-- start of PROVIDED INFORMATION --

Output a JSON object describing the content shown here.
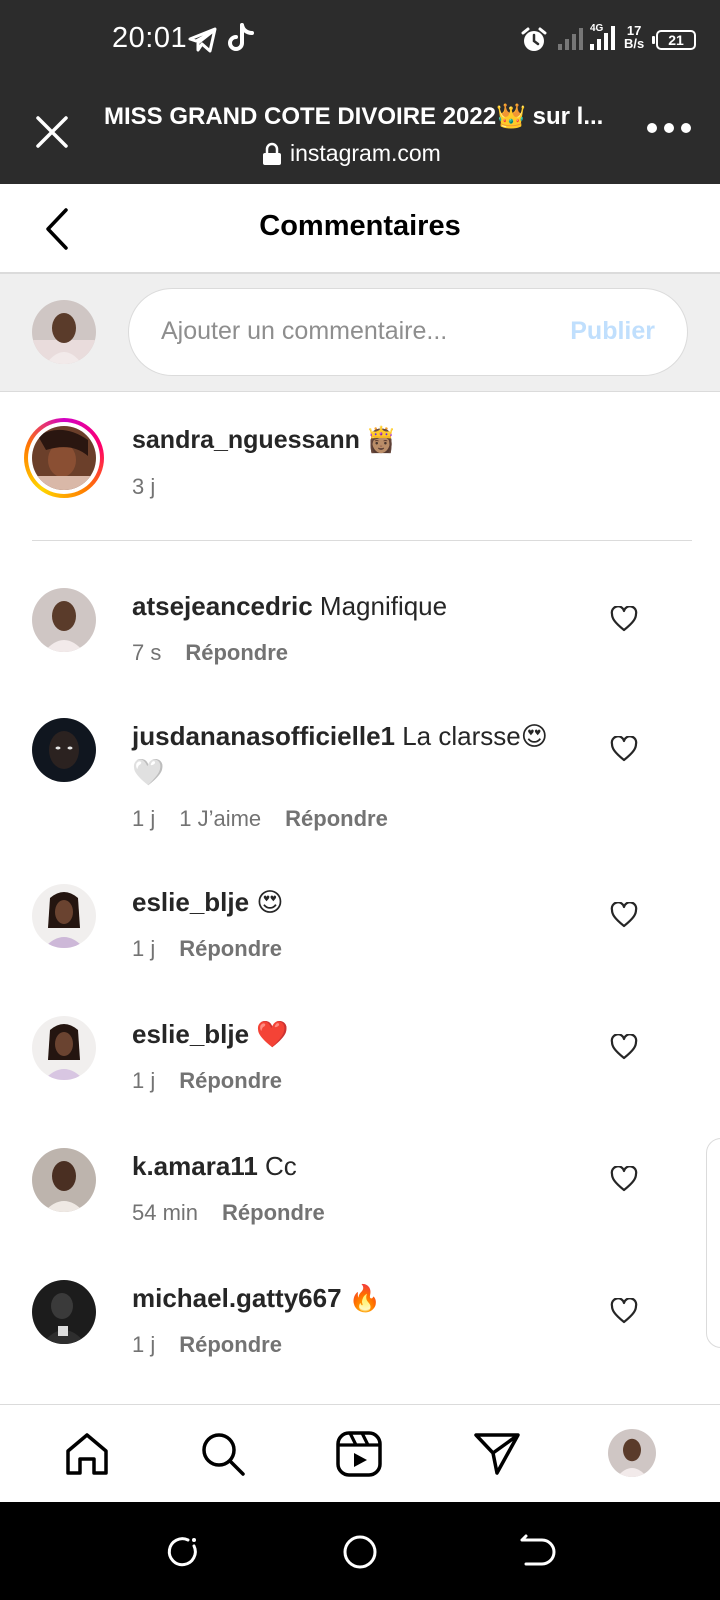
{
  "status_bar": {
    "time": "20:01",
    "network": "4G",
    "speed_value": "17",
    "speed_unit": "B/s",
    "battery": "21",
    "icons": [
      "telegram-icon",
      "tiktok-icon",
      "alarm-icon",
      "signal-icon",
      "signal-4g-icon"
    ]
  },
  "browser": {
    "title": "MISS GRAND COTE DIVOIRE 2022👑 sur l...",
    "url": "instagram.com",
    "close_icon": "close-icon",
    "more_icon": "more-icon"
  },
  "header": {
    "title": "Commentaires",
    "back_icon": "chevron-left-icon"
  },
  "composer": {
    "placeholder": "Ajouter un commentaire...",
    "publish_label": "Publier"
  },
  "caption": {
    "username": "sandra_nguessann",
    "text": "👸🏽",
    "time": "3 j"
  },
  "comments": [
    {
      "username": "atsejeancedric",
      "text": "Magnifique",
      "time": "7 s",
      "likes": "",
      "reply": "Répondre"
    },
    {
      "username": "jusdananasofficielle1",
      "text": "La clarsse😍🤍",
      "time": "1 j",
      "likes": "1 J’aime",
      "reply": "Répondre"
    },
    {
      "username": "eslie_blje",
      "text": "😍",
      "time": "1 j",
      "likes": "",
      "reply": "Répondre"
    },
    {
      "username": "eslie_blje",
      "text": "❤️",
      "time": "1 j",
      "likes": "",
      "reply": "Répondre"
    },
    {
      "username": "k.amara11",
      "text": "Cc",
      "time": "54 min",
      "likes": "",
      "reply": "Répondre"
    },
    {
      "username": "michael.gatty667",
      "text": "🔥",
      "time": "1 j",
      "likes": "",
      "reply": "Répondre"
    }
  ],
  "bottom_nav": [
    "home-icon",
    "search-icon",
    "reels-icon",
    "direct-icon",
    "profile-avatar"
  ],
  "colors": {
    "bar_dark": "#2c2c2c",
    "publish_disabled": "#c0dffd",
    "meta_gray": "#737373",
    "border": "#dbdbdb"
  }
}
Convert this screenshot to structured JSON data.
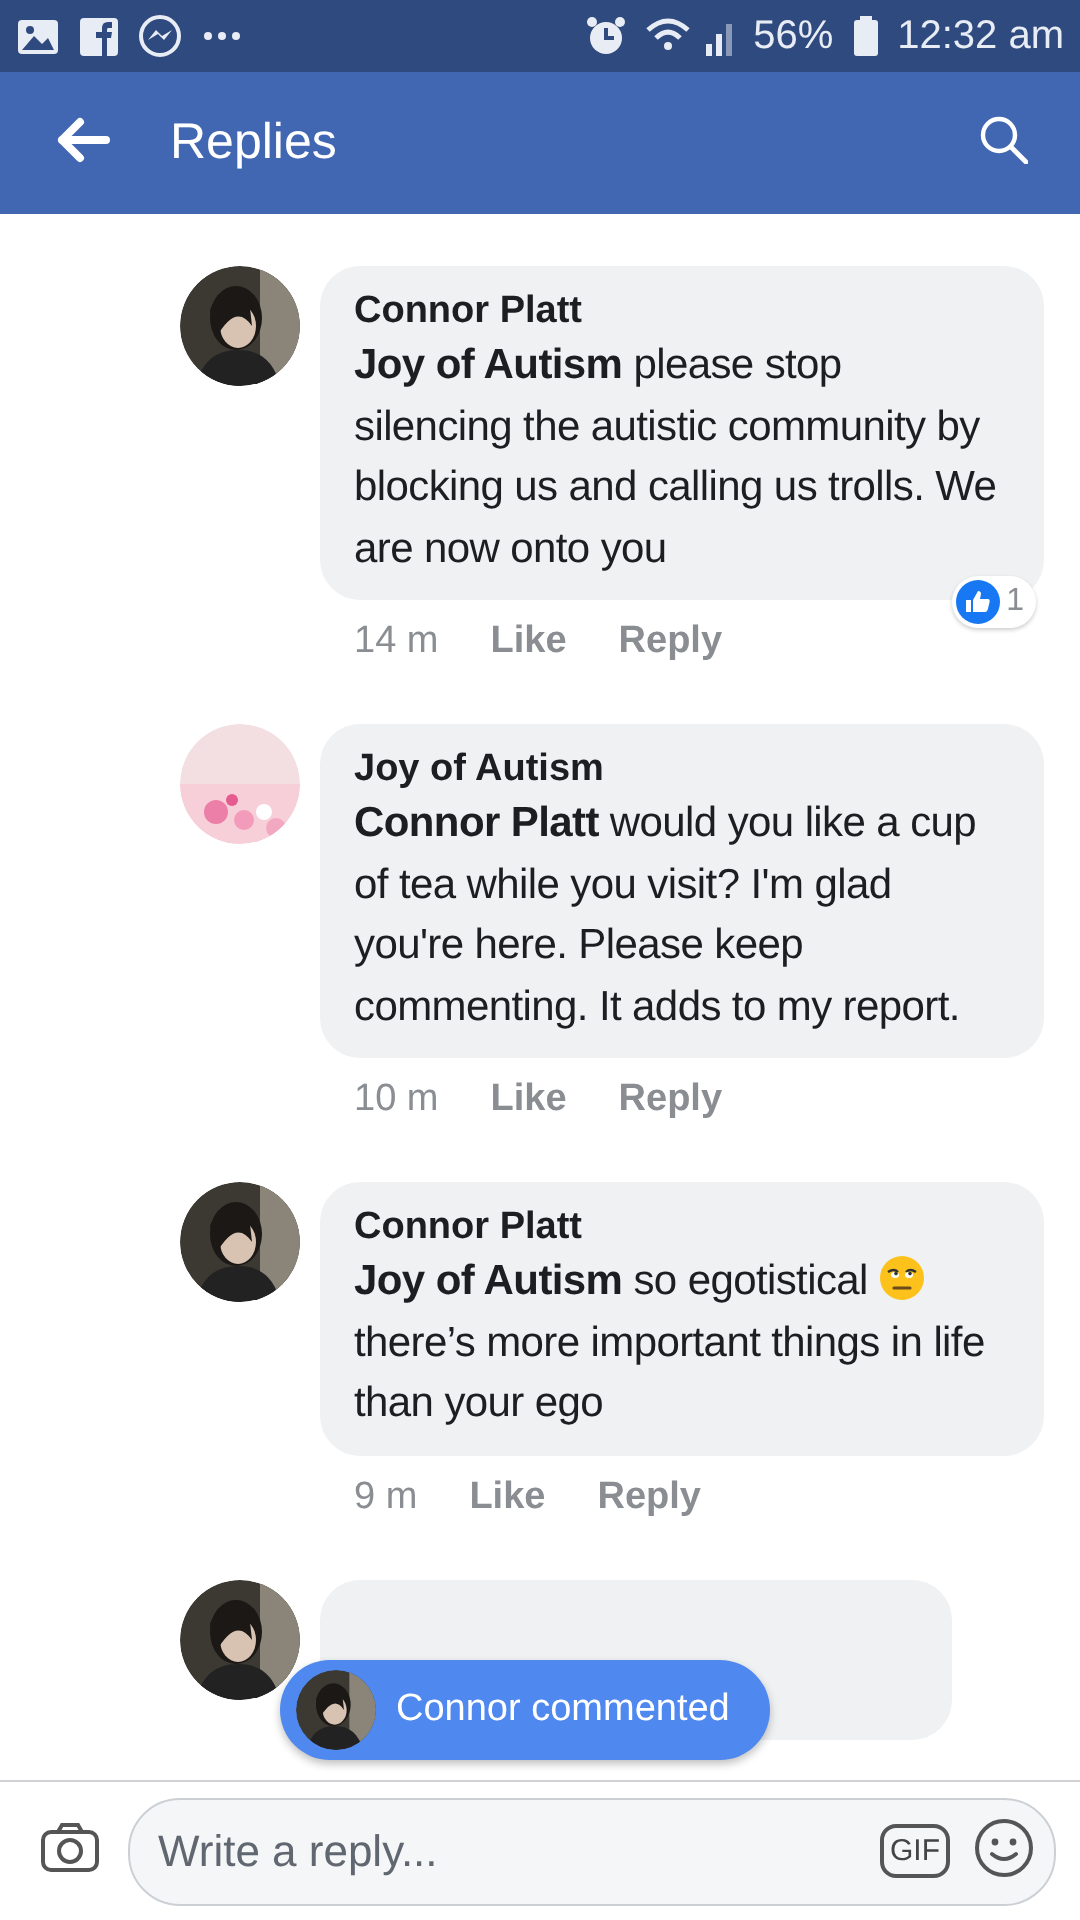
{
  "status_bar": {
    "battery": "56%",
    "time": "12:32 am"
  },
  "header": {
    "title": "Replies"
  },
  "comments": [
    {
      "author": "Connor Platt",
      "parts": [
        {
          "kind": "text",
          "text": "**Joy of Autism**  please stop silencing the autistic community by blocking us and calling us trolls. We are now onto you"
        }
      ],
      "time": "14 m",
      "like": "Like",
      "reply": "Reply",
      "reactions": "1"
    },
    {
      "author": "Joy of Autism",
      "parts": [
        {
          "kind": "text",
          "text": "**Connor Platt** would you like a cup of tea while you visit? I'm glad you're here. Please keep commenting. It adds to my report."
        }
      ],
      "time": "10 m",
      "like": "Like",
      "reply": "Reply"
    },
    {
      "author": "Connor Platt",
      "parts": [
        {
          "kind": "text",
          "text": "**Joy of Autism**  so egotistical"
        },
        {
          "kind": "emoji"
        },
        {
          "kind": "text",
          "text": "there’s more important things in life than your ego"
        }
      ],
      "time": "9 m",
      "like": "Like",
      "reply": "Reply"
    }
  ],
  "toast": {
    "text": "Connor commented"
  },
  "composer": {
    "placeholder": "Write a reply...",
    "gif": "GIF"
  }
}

-- end of PROVIDED INFORMATION --

> **AIM OF THE TASK**: Give back the whole listing as it stands, minus its pictures.

> **FULL OUTPUT**:
Output a JSON object describing the content shown here.
{
  "status_bar": {
    "time": "20:01",
    "network": "4G",
    "speed_value": "17",
    "speed_unit": "B/s",
    "battery": "21",
    "icons": [
      "telegram-icon",
      "tiktok-icon",
      "alarm-icon",
      "signal-icon",
      "signal-4g-icon"
    ]
  },
  "browser": {
    "title": "MISS GRAND COTE DIVOIRE 2022👑 sur l...",
    "url": "instagram.com",
    "close_icon": "close-icon",
    "more_icon": "more-icon"
  },
  "header": {
    "title": "Commentaires",
    "back_icon": "chevron-left-icon"
  },
  "composer": {
    "placeholder": "Ajouter un commentaire...",
    "publish_label": "Publier"
  },
  "caption": {
    "username": "sandra_nguessann",
    "text": "👸🏽",
    "time": "3 j"
  },
  "comments": [
    {
      "username": "atsejeancedric",
      "text": "Magnifique",
      "time": "7 s",
      "likes": "",
      "reply": "Répondre"
    },
    {
      "username": "jusdananasofficielle1",
      "text": "La clarsse😍🤍",
      "time": "1 j",
      "likes": "1 J’aime",
      "reply": "Répondre"
    },
    {
      "username": "eslie_blje",
      "text": "😍",
      "time": "1 j",
      "likes": "",
      "reply": "Répondre"
    },
    {
      "username": "eslie_blje",
      "text": "❤️",
      "time": "1 j",
      "likes": "",
      "reply": "Répondre"
    },
    {
      "username": "k.amara11",
      "text": "Cc",
      "time": "54 min",
      "likes": "",
      "reply": "Répondre"
    },
    {
      "username": "michael.gatty667",
      "text": "🔥",
      "time": "1 j",
      "likes": "",
      "reply": "Répondre"
    }
  ],
  "bottom_nav": [
    "home-icon",
    "search-icon",
    "reels-icon",
    "direct-icon",
    "profile-avatar"
  ],
  "colors": {
    "bar_dark": "#2c2c2c",
    "publish_disabled": "#c0dffd",
    "meta_gray": "#737373",
    "border": "#dbdbdb"
  }
}
Convert this screenshot to structured JSON data.
{
  "status_bar": {
    "battery": "56%",
    "time": "12:32 am"
  },
  "header": {
    "title": "Replies"
  },
  "comments": [
    {
      "author": "Connor Platt",
      "parts": [
        {
          "kind": "text",
          "text": "**Joy of Autism**  please stop silencing the autistic community by blocking us and calling us trolls. We are now onto you"
        }
      ],
      "time": "14 m",
      "like": "Like",
      "reply": "Reply",
      "reactions": "1"
    },
    {
      "author": "Joy of Autism",
      "parts": [
        {
          "kind": "text",
          "text": "**Connor Platt** would you like a cup of tea while you visit? I'm glad you're here. Please keep commenting. It adds to my report."
        }
      ],
      "time": "10 m",
      "like": "Like",
      "reply": "Reply"
    },
    {
      "author": "Connor Platt",
      "parts": [
        {
          "kind": "text",
          "text": "**Joy of Autism**  so egotistical"
        },
        {
          "kind": "emoji"
        },
        {
          "kind": "text",
          "text": "there’s more important things in life than your ego"
        }
      ],
      "time": "9 m",
      "like": "Like",
      "reply": "Reply"
    }
  ],
  "toast": {
    "text": "Connor commented"
  },
  "composer": {
    "placeholder": "Write a reply...",
    "gif": "GIF"
  }
}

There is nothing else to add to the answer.